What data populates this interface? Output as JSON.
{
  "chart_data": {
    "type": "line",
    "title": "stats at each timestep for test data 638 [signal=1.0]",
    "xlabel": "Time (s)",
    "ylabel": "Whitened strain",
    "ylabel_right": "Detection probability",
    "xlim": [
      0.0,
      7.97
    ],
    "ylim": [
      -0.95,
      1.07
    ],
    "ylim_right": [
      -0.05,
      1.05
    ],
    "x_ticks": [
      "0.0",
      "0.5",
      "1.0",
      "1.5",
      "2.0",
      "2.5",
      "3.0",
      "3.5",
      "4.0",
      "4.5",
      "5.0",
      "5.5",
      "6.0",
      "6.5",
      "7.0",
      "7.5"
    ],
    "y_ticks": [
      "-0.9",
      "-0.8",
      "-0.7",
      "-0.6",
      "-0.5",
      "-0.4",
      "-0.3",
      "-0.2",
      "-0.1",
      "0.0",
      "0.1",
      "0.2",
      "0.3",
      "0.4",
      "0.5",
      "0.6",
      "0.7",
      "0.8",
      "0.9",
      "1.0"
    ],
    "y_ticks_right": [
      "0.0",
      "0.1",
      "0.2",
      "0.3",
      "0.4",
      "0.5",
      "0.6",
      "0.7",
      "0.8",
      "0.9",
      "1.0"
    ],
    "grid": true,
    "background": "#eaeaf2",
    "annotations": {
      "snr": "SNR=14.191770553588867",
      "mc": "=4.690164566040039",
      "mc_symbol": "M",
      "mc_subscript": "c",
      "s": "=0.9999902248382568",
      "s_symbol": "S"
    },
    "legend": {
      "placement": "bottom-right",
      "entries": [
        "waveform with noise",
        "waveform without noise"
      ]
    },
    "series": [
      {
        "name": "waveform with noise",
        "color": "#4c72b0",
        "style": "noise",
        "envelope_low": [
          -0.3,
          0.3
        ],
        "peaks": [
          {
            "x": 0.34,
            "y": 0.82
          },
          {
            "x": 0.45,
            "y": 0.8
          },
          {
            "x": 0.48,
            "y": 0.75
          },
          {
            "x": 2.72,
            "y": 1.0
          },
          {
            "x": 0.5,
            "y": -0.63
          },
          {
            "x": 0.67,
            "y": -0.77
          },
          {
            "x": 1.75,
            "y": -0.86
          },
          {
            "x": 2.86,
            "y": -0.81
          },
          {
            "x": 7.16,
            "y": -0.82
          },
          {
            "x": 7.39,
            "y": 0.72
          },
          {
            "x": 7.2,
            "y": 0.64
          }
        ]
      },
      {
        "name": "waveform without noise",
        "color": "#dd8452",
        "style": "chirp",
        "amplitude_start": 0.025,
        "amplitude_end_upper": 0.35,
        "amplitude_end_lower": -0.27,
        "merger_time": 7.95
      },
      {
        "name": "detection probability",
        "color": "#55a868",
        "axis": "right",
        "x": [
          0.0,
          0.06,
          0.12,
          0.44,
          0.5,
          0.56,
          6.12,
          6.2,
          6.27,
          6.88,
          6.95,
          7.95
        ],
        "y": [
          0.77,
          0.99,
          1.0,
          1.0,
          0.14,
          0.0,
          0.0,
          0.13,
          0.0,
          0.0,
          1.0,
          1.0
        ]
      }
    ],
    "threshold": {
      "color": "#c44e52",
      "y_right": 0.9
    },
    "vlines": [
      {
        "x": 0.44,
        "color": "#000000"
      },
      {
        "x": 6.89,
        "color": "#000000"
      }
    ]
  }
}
_ _ _ _ _ _ _
PROMPT:
Repeat the records above exactly.

FINISHED ANSWER:
What data populates this interface? Output as JSON.
{
  "chart_data": {
    "type": "line",
    "title": "stats at each timestep for test data 638 [signal=1.0]",
    "xlabel": "Time (s)",
    "ylabel": "Whitened strain",
    "ylabel_right": "Detection probability",
    "xlim": [
      0.0,
      7.97
    ],
    "ylim": [
      -0.95,
      1.07
    ],
    "ylim_right": [
      -0.05,
      1.05
    ],
    "x_ticks": [
      "0.0",
      "0.5",
      "1.0",
      "1.5",
      "2.0",
      "2.5",
      "3.0",
      "3.5",
      "4.0",
      "4.5",
      "5.0",
      "5.5",
      "6.0",
      "6.5",
      "7.0",
      "7.5"
    ],
    "y_ticks": [
      "-0.9",
      "-0.8",
      "-0.7",
      "-0.6",
      "-0.5",
      "-0.4",
      "-0.3",
      "-0.2",
      "-0.1",
      "0.0",
      "0.1",
      "0.2",
      "0.3",
      "0.4",
      "0.5",
      "0.6",
      "0.7",
      "0.8",
      "0.9",
      "1.0"
    ],
    "y_ticks_right": [
      "0.0",
      "0.1",
      "0.2",
      "0.3",
      "0.4",
      "0.5",
      "0.6",
      "0.7",
      "0.8",
      "0.9",
      "1.0"
    ],
    "grid": true,
    "background": "#eaeaf2",
    "annotations": {
      "snr": "SNR=14.191770553588867",
      "mc": "=4.690164566040039",
      "mc_symbol": "M",
      "mc_subscript": "c",
      "s": "=0.9999902248382568",
      "s_symbol": "S"
    },
    "legend": {
      "placement": "bottom-right",
      "entries": [
        "waveform with noise",
        "waveform without noise"
      ]
    },
    "series": [
      {
        "name": "waveform with noise",
        "color": "#4c72b0",
        "style": "noise",
        "envelope_low": [
          -0.3,
          0.3
        ],
        "peaks": [
          {
            "x": 0.34,
            "y": 0.82
          },
          {
            "x": 0.45,
            "y": 0.8
          },
          {
            "x": 0.48,
            "y": 0.75
          },
          {
            "x": 2.72,
            "y": 1.0
          },
          {
            "x": 0.5,
            "y": -0.63
          },
          {
            "x": 0.67,
            "y": -0.77
          },
          {
            "x": 1.75,
            "y": -0.86
          },
          {
            "x": 2.86,
            "y": -0.81
          },
          {
            "x": 7.16,
            "y": -0.82
          },
          {
            "x": 7.39,
            "y": 0.72
          },
          {
            "x": 7.2,
            "y": 0.64
          }
        ]
      },
      {
        "name": "waveform without noise",
        "color": "#dd8452",
        "style": "chirp",
        "amplitude_start": 0.025,
        "amplitude_end_upper": 0.35,
        "amplitude_end_lower": -0.27,
        "merger_time": 7.95
      },
      {
        "name": "detection probability",
        "color": "#55a868",
        "axis": "right",
        "x": [
          0.0,
          0.06,
          0.12,
          0.44,
          0.5,
          0.56,
          6.12,
          6.2,
          6.27,
          6.88,
          6.95,
          7.95
        ],
        "y": [
          0.77,
          0.99,
          1.0,
          1.0,
          0.14,
          0.0,
          0.0,
          0.13,
          0.0,
          0.0,
          1.0,
          1.0
        ]
      }
    ],
    "threshold": {
      "color": "#c44e52",
      "y_right": 0.9
    },
    "vlines": [
      {
        "x": 0.44,
        "color": "#000000"
      },
      {
        "x": 6.89,
        "color": "#000000"
      }
    ]
  }
}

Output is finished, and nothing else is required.